Pull every line holding the string "this" from the records below.

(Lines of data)
★ ★ ★ ★ ★ ★ ★

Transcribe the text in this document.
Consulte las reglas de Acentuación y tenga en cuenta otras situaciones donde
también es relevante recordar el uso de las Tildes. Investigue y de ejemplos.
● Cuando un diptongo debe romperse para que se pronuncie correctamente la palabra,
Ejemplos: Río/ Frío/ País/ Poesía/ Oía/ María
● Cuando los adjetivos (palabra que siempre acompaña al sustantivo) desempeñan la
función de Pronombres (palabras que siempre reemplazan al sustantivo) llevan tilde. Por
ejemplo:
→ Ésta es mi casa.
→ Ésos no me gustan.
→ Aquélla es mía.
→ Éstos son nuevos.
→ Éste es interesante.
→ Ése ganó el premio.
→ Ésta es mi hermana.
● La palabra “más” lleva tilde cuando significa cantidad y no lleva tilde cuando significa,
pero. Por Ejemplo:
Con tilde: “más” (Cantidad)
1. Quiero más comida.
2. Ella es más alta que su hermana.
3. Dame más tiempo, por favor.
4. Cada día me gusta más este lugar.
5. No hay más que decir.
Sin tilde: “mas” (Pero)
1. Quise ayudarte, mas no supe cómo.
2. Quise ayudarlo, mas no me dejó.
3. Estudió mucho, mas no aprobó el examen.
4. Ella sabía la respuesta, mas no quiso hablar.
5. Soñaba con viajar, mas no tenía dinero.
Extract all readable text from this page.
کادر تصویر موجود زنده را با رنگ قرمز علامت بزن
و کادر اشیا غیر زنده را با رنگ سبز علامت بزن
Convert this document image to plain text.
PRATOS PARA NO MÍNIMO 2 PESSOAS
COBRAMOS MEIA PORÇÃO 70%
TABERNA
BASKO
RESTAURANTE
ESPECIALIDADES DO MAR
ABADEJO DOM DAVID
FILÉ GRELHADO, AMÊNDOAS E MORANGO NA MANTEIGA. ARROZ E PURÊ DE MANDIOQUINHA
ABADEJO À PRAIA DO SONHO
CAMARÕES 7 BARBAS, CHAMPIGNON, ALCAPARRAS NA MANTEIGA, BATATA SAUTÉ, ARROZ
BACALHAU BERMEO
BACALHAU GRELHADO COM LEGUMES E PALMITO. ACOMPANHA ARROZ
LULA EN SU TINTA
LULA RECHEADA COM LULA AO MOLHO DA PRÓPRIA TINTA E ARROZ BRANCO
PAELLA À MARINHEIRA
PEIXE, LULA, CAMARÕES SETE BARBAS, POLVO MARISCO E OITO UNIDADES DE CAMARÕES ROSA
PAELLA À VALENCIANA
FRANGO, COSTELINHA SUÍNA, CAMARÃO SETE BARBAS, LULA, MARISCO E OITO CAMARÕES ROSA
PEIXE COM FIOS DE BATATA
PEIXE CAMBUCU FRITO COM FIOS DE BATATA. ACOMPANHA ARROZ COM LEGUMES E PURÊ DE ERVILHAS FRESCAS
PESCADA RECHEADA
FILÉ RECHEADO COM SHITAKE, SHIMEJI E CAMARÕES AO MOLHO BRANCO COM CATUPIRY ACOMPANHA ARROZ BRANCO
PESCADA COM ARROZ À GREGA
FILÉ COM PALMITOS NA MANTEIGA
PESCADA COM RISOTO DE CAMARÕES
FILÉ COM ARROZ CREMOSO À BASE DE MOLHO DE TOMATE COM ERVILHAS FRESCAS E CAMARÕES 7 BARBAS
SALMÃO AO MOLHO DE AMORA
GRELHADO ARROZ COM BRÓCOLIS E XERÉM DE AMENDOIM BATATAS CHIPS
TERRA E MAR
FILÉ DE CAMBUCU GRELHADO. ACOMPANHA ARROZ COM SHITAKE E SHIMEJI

★ ★ ★ ★ ★ ★ ★

EXERCISE SOLUTION:
Transcribe the text in this document.
Extract all readable text from this page.
Convert this document image to plain text.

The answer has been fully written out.